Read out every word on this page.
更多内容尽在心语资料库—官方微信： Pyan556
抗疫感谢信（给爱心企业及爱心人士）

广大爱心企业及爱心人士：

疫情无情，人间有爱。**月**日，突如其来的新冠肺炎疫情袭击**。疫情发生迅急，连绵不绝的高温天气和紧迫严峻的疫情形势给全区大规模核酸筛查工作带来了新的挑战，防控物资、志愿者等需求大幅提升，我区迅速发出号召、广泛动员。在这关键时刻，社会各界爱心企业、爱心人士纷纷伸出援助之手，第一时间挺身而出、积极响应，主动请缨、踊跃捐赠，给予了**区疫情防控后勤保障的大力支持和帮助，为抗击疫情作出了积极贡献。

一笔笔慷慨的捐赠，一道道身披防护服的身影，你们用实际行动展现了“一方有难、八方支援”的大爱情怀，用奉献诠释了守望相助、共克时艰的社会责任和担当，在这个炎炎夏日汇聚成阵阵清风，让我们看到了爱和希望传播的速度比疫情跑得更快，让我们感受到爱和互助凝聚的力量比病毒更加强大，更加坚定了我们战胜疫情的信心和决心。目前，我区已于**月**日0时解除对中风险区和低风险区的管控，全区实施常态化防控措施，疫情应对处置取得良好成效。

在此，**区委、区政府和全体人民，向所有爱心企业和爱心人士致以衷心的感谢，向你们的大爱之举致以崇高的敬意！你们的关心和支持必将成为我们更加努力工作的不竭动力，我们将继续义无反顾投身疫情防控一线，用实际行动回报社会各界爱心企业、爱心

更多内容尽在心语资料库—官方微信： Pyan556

━━━

(Task description):
Repeat the material from above exactly, word for word.

(Answer to this exercise):
Read out every word on this page.
更多内容尽在心语资料库—官方微信： Pyan556
抗疫感谢信（给爱心企业及爱心人士）

广大爱心企业及爱心人士：

疫情无情，人间有爱。**月**日，突如其来的新冠肺炎疫情袭击**。疫情发生迅急，连绵不绝的高温天气和紧迫严峻的疫情形势给全区大规模核酸筛查工作带来了新的挑战，防控物资、志愿者等需求大幅提升，我区迅速发出号召、广泛动员。在这关键时刻，社会各界爱心企业、爱心人士纷纷伸出援助之手，第一时间挺身而出、积极响应，主动请缨、踊跃捐赠，给予了**区疫情防控后勤保障的大力支持和帮助，为抗击疫情作出了积极贡献。

一笔笔慷慨的捐赠，一道道身披防护服的身影，你们用实际行动展现了“一方有难、八方支援”的大爱情怀，用奉献诠释了守望相助、共克时艰的社会责任和担当，在这个炎炎夏日汇聚成阵阵清风，让我们看到了爱和希望传播的速度比疫情跑得更快，让我们感受到爱和互助凝聚的力量比病毒更加强大，更加坚定了我们战胜疫情的信心和决心。目前，我区已于**月**日0时解除对中风险区和低风险区的管控，全区实施常态化防控措施，疫情应对处置取得良好成效。

在此，**区委、区政府和全体人民，向所有爱心企业和爱心人士致以衷心的感谢，向你们的大爱之举致以崇高的敬意！你们的关心和支持必将成为我们更加努力工作的不竭动力，我们将继续义无反顾投身疫情防控一线，用实际行动回报社会各界爱心企业、爱心

更多内容尽在心语资料库—官方微信： Pyan556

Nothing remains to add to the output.